(Entries from a dataset)
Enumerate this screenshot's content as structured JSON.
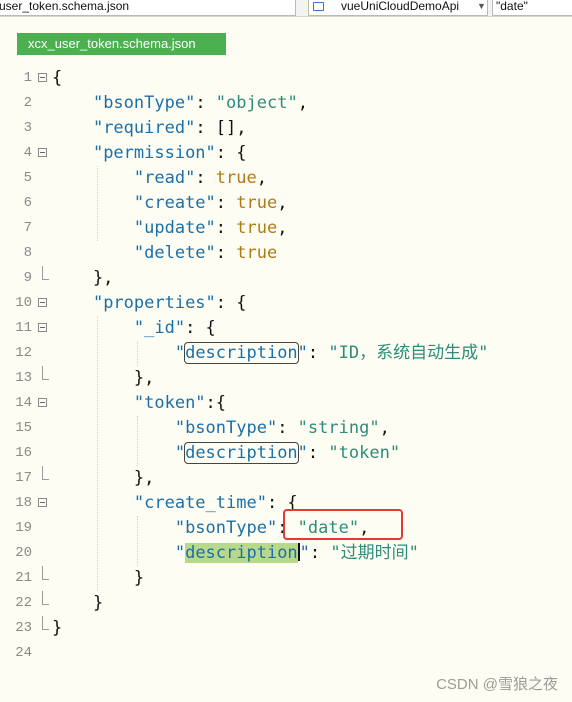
{
  "topbar": {
    "file_name": "user_token.schema.json",
    "project_name": "vueUniCloudDemoApi",
    "search_value": "\"date\""
  },
  "tab": {
    "title": "xcx_user_token.schema.json"
  },
  "code": {
    "line_numbers": [
      "1",
      "2",
      "3",
      "4",
      "5",
      "6",
      "7",
      "8",
      "9",
      "10",
      "11",
      "12",
      "13",
      "14",
      "15",
      "16",
      "17",
      "18",
      "19",
      "20",
      "21",
      "22",
      "23",
      "24"
    ],
    "l1": "{",
    "l2_key": "\"bsonType\"",
    "l2_val": "\"object\"",
    "l3_key": "\"required\"",
    "l3_val": "[]",
    "l4_key": "\"permission\"",
    "l5_key": "\"read\"",
    "l5_val": "true",
    "l6_key": "\"create\"",
    "l6_val": "true",
    "l7_key": "\"update\"",
    "l7_val": "true",
    "l8_key": "\"delete\"",
    "l8_val": "true",
    "l10_key": "\"properties\"",
    "l11_key": "\"_id\"",
    "l12_key": "description",
    "l12_val": "\"ID，系统自动生成\"",
    "l14_key": "\"token\"",
    "l15_key": "\"bsonType\"",
    "l15_val": "\"string\"",
    "l16_key": "description",
    "l16_val": "\"token\"",
    "l18_key": "\"create_time\"",
    "l19_key": "\"bsonType\"",
    "l19_val": "\"date\"",
    "l20_key": "description",
    "l20_val": "\"过期时间\""
  },
  "watermark": "CSDN @雪狼之夜"
}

CHALLENGE
Gather every line from the listing above in which the word "true" appears.

ANSWER FOR THIS EXERCISE
    "l5_val": "true",
    "l6_val": "true",
    "l7_val": "true",
    "l8_val": "true",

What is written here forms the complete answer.